Exactly as written, quote every line that follows, skipping the images.

::::::

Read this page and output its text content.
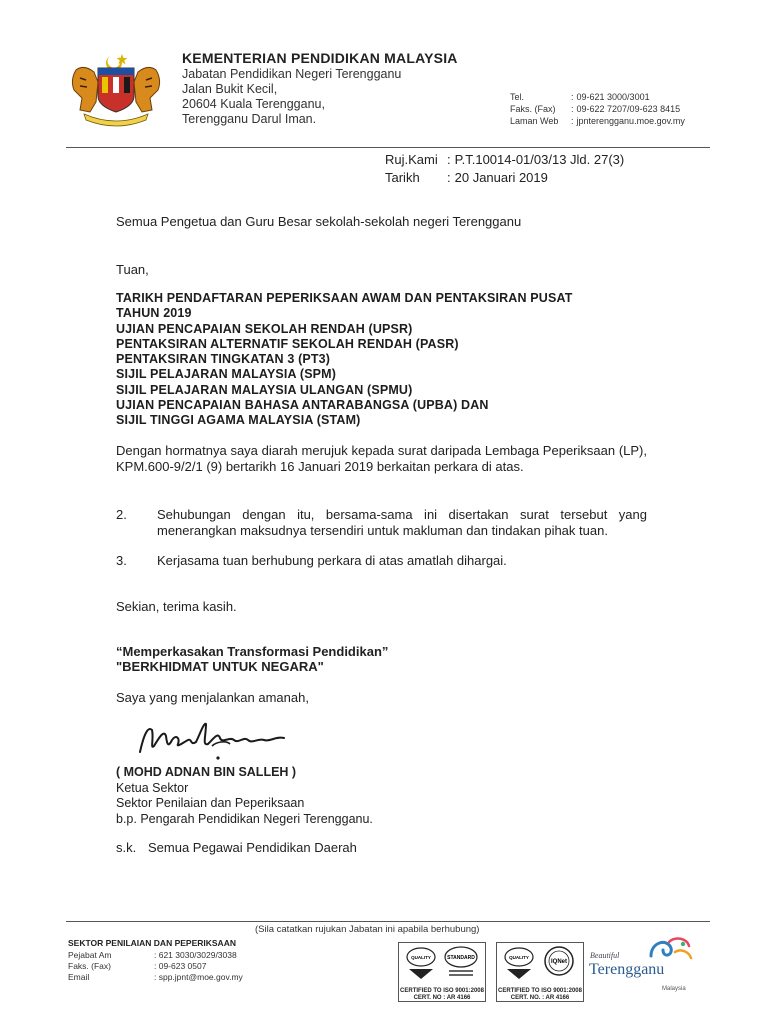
KEMENTERIAN PENDIDIKAN MALAYSIA
Jabatan Pendidikan Negeri Terengganu
Jalan Bukit Kecil,
20604 Kuala Terengganu,
Terengganu Darul Iman.
Tel.	:	09-621 3000/3001
Faks. (Fax)	:	09-622 7207/09-623 8415
Laman Web	:	jpnterengganu.moe.gov.my
Ruj.Kami	:	P.T.10014-01/03/13 Jld. 27(3)
Tarikh	:	20 Januari 2019
Semua Pengetua dan Guru Besar sekolah-sekolah negeri Terengganu
Tuan,
TARIKH PENDAFTARAN PEPERIKSAAN AWAM DAN PENTAKSIRAN PUSAT
TAHUN 2019
UJIAN PENCAPAIAN SEKOLAH RENDAH (UPSR)
PENTAKSIRAN ALTERNATIF SEKOLAH RENDAH (PASR)
PENTAKSIRAN TINGKATAN 3 (PT3)
SIJIL PELAJARAN MALAYSIA (SPM)
SIJIL PELAJARAN MALAYSIA ULANGAN (SPMU)
UJIAN PENCAPAIAN BAHASA ANTARABANGSA (UPBA) DAN
SIJIL TINGGI AGAMA MALAYSIA (STAM)
Dengan hormatnya saya diarah merujuk kepada surat daripada Lembaga Peperiksaan (LP), KPM.600-9/2/1 (9) bertarikh 16 Januari 2019 berkaitan perkara di atas.
2. Sehubungan dengan itu, bersama-sama ini disertakan surat tersebut yang menerangkan maksudnya tersendiri untuk makluman dan tindakan pihak tuan.
3. Kerjasama tuan berhubung perkara di atas amatlah dihargai.
Sekian, terima kasih.
“Memperkasakan Transformasi Pendidikan”
"BERKHIDMAT UNTUK NEGARA"
Saya yang menjalankan amanah,
( MOHD ADNAN BIN SALLEH )
Ketua Sektor
Sektor Penilaian dan Peperiksaan
b.p. Pengarah Pendidikan Negeri Terengganu.
s.k. Semua Pegawai Pendidikan Daerah
(Sila catatkan rujukan Jabatan ini apabila berhubung)
SEKTOR PENILAIAN DAN PEPERIKSAAN
Pejabat Am	: 621 3030/3029/3038
Faks. (Fax)	: 09-623 0507
Email	: spp.jpnt@moe.gov.my
QUALITY	STANDARD
CERTIFIED TO ISO 9001:2008
CERT. NO : AR 4166
QUALITY
IQNet
CERTIFIED TO ISO 9001:2008
CERT. NO. : AR 4166
Beautiful
Terengganu
Malaysia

::::::

Finished exercise
Read this page and output its text content.
KEMENTERIAN PENDIDIKAN MALAYSIA
Jabatan Pendidikan Negeri Terengganu
Jalan Bukit Kecil,
20604 Kuala Terengganu,
Terengganu Darul Iman.
Tel.	:	09-621 3000/3001
Faks. (Fax)	:	09-622 7207/09-623 8415
Laman Web	:	jpnterengganu.moe.gov.my
Ruj.Kami	:	P.T.10014-01/03/13 Jld. 27(3)
Tarikh	:	20 Januari 2019
Semua Pengetua dan Guru Besar sekolah-sekolah negeri Terengganu
Tuan,
TARIKH PENDAFTARAN PEPERIKSAAN AWAM DAN PENTAKSIRAN PUSAT
TAHUN 2019
UJIAN PENCAPAIAN SEKOLAH RENDAH (UPSR)
PENTAKSIRAN ALTERNATIF SEKOLAH RENDAH (PASR)
PENTAKSIRAN TINGKATAN 3 (PT3)
SIJIL PELAJARAN MALAYSIA (SPM)
SIJIL PELAJARAN MALAYSIA ULANGAN (SPMU)
UJIAN PENCAPAIAN BAHASA ANTARABANGSA (UPBA) DAN
SIJIL TINGGI AGAMA MALAYSIA (STAM)
Dengan hormatnya saya diarah merujuk kepada surat daripada Lembaga Peperiksaan (LP), KPM.600-9/2/1 (9) bertarikh 16 Januari 2019 berkaitan perkara di atas.
2. Sehubungan dengan itu, bersama-sama ini disertakan surat tersebut yang menerangkan maksudnya tersendiri untuk makluman dan tindakan pihak tuan.
3. Kerjasama tuan berhubung perkara di atas amatlah dihargai.
Sekian, terima kasih.
“Memperkasakan Transformasi Pendidikan”
"BERKHIDMAT UNTUK NEGARA"
Saya yang menjalankan amanah,
( MOHD ADNAN BIN SALLEH )
Ketua Sektor
Sektor Penilaian dan Peperiksaan
b.p. Pengarah Pendidikan Negeri Terengganu.
s.k. Semua Pegawai Pendidikan Daerah
(Sila catatkan rujukan Jabatan ini apabila berhubung)
SEKTOR PENILAIAN DAN PEPERIKSAAN
Pejabat Am	: 621 3030/3029/3038
Faks. (Fax)	: 09-623 0507
Email	: spp.jpnt@moe.gov.my
QUALITY	STANDARD
CERTIFIED TO ISO 9001:2008
CERT. NO : AR 4166
QUALITY
IQNet
CERTIFIED TO ISO 9001:2008
CERT. NO. : AR 4166
Beautiful
Terengganu
Malaysia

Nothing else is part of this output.